● **What is needed**
In the records below, tally the lines that contain the word "female" and give only that number.

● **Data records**
..........

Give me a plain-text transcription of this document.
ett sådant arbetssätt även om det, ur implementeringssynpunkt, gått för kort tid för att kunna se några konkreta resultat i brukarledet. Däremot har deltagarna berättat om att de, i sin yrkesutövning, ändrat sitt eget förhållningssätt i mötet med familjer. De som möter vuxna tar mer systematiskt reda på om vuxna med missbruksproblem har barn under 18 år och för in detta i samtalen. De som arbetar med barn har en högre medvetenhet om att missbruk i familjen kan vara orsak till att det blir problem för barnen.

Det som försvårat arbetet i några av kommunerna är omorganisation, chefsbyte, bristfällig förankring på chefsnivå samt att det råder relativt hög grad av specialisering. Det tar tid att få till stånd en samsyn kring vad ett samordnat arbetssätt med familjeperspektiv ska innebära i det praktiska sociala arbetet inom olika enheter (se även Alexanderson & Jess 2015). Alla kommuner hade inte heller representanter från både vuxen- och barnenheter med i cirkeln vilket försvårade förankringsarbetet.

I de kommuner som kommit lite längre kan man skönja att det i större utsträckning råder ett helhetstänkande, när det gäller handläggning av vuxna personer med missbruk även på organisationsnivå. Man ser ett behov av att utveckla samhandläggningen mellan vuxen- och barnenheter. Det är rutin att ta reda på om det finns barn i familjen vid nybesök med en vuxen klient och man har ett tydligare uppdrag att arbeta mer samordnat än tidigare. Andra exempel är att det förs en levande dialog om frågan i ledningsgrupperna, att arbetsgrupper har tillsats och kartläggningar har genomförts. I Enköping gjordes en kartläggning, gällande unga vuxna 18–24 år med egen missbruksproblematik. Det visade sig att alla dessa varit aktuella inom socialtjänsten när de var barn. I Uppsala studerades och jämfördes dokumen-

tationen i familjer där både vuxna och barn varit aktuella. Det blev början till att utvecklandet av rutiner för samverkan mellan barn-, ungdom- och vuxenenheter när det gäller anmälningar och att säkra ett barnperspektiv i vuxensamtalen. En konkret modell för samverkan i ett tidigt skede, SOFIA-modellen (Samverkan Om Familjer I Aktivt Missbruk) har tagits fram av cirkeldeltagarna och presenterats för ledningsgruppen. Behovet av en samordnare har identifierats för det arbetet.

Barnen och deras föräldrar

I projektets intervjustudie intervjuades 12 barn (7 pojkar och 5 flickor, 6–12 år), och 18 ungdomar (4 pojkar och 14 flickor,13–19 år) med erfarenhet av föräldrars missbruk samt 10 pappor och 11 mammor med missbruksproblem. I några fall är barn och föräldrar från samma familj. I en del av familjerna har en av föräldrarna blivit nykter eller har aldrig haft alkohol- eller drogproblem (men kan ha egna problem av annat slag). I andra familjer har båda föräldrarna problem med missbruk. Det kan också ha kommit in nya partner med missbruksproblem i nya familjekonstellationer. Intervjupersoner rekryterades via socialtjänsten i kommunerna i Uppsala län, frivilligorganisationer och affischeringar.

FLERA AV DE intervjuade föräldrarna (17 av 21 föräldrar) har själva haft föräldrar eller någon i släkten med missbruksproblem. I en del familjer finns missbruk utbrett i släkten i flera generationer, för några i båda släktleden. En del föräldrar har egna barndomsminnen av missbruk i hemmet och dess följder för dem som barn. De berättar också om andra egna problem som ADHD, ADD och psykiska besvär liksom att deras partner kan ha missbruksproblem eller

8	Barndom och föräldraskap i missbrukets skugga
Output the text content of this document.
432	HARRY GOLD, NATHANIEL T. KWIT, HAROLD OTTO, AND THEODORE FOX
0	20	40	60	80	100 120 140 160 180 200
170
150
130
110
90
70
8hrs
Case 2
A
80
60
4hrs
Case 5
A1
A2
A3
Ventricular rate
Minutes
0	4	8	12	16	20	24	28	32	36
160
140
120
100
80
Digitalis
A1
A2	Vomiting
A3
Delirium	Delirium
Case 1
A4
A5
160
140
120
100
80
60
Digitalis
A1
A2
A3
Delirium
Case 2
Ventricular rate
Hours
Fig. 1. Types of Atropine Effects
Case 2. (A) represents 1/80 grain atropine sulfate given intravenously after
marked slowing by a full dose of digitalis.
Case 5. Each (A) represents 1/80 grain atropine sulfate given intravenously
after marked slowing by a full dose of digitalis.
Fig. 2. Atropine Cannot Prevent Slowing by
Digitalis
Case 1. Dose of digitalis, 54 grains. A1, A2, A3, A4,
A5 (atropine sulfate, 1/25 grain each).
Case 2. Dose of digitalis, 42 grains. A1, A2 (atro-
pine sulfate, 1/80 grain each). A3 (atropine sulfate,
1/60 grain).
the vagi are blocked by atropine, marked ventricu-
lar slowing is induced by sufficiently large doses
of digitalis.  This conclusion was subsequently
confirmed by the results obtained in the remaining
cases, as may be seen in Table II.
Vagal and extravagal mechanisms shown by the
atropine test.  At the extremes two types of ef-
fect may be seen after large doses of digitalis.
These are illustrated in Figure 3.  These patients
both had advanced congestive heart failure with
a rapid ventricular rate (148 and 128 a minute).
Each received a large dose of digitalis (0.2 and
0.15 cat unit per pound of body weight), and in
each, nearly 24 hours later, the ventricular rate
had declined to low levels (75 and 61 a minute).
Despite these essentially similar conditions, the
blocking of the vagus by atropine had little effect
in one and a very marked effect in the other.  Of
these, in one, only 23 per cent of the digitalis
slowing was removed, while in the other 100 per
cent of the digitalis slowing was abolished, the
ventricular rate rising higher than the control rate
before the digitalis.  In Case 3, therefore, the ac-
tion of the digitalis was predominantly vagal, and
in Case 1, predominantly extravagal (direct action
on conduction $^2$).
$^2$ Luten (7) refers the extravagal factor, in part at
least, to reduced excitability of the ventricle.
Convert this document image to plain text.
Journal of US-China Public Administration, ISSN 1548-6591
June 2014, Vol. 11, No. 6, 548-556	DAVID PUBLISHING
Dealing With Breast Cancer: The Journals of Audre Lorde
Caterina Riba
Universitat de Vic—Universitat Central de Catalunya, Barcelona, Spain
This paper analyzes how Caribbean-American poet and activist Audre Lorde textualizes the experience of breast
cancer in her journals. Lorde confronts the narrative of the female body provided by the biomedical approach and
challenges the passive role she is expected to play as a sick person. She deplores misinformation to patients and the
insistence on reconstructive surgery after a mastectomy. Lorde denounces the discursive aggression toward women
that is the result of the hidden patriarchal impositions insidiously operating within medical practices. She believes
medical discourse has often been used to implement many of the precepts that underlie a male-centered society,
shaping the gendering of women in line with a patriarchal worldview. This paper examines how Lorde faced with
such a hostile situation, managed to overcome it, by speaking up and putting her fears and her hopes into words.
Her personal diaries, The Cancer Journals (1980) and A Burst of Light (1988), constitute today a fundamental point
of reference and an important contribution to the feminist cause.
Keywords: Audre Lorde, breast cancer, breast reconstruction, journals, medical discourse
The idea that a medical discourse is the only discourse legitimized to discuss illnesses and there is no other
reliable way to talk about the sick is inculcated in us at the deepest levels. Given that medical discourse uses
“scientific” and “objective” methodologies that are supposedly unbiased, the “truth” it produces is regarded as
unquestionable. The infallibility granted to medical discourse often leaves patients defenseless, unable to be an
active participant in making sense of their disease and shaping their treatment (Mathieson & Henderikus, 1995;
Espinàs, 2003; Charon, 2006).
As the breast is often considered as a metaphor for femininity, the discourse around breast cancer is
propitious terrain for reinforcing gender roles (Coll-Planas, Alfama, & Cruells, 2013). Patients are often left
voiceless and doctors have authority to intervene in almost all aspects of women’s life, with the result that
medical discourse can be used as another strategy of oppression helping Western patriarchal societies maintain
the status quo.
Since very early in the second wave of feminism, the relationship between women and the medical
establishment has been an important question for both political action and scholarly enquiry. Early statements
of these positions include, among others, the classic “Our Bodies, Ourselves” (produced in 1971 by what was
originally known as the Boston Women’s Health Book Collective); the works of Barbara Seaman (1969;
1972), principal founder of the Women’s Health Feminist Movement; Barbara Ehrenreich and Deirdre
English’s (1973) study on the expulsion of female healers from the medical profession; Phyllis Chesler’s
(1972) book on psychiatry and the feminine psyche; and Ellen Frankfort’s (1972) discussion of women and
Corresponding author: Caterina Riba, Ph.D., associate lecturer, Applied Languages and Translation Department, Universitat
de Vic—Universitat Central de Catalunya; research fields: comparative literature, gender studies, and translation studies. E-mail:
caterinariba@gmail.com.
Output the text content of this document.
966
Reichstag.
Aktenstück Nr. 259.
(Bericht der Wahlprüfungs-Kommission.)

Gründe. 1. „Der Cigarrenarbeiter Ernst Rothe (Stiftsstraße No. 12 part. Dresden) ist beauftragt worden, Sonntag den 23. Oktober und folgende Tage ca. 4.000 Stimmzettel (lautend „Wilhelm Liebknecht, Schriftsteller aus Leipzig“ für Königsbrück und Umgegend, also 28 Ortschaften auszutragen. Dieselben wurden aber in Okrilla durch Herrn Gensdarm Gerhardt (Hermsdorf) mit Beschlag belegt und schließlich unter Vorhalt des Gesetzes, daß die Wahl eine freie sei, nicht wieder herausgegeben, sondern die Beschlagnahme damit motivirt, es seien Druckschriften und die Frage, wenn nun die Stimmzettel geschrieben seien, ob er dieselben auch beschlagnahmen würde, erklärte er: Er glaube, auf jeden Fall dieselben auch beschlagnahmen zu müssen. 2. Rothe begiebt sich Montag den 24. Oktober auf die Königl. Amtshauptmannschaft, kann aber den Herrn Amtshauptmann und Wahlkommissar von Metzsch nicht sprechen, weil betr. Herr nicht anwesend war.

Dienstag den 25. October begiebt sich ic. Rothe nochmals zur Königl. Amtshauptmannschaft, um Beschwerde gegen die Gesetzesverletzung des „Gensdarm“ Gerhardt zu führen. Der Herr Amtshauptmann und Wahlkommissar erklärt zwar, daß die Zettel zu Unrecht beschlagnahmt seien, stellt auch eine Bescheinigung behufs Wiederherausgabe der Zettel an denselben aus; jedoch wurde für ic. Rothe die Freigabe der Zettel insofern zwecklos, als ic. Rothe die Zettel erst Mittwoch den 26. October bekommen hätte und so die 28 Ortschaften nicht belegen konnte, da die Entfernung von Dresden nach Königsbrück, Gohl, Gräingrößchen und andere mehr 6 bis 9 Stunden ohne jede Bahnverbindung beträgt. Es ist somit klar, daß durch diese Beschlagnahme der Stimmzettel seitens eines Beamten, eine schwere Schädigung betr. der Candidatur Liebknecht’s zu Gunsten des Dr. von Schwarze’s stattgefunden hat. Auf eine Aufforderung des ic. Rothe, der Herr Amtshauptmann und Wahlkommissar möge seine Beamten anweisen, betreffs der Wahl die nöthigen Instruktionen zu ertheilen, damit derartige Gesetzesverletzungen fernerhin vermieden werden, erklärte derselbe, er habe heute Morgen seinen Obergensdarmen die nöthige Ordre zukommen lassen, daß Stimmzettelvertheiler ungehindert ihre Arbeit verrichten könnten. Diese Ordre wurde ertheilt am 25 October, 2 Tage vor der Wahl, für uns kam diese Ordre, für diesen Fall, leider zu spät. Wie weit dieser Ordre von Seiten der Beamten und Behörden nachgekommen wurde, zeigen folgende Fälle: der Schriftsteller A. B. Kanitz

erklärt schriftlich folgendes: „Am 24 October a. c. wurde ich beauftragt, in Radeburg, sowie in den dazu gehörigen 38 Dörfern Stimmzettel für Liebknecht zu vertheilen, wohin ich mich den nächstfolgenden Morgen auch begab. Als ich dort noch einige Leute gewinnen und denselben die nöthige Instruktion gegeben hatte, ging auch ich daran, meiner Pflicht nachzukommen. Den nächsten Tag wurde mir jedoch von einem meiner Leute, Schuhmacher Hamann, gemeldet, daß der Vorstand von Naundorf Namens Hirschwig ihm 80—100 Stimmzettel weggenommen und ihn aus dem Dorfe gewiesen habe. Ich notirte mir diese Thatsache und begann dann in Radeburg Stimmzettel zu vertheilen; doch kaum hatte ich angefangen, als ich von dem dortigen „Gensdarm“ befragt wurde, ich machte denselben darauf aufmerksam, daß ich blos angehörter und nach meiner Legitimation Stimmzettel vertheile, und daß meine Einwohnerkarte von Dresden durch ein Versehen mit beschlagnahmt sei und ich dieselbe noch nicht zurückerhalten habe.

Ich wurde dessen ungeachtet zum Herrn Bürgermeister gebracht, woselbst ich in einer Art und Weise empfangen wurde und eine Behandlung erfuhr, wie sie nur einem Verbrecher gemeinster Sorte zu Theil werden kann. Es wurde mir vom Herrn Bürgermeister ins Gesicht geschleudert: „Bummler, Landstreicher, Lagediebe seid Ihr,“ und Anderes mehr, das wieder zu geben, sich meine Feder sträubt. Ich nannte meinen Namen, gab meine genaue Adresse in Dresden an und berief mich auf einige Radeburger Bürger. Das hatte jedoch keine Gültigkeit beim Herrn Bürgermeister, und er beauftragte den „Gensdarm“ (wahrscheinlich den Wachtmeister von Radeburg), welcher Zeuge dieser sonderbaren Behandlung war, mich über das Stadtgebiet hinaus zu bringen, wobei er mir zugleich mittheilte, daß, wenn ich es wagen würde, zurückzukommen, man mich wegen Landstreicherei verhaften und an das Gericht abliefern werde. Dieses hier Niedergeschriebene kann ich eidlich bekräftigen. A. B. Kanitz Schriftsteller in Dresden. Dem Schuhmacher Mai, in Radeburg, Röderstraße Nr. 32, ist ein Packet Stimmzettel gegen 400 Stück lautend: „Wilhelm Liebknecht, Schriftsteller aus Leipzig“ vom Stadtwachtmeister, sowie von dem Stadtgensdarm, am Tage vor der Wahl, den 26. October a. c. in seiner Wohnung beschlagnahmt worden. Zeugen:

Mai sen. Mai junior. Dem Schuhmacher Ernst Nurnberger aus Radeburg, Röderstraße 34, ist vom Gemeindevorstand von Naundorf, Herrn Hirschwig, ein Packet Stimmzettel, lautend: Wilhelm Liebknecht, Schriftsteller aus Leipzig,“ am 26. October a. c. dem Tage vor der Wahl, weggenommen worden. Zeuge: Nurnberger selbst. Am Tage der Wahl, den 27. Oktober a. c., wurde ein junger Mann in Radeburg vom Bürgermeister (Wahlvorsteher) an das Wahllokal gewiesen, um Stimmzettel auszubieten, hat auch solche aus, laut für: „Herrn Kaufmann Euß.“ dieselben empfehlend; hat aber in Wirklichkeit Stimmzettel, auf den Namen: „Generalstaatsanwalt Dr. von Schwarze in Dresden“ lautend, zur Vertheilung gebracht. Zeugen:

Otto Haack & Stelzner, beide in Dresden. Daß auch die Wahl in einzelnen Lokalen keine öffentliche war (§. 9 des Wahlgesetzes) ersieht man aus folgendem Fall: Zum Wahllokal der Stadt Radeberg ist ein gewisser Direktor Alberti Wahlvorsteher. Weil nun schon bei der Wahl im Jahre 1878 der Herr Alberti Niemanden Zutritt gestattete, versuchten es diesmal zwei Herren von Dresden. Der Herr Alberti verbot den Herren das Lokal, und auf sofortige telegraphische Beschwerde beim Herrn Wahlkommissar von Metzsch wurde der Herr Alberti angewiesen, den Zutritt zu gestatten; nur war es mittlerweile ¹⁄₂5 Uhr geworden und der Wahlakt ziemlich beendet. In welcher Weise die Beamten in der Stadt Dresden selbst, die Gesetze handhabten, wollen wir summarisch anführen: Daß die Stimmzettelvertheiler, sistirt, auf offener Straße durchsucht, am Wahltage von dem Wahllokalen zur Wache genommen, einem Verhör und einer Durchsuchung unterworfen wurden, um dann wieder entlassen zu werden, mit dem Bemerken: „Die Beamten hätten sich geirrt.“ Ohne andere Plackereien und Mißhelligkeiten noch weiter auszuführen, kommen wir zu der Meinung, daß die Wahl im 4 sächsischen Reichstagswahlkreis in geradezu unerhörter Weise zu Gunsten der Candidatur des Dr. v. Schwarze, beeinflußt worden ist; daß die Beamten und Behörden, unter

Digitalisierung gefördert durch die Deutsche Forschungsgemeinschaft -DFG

..........

● **Response**
2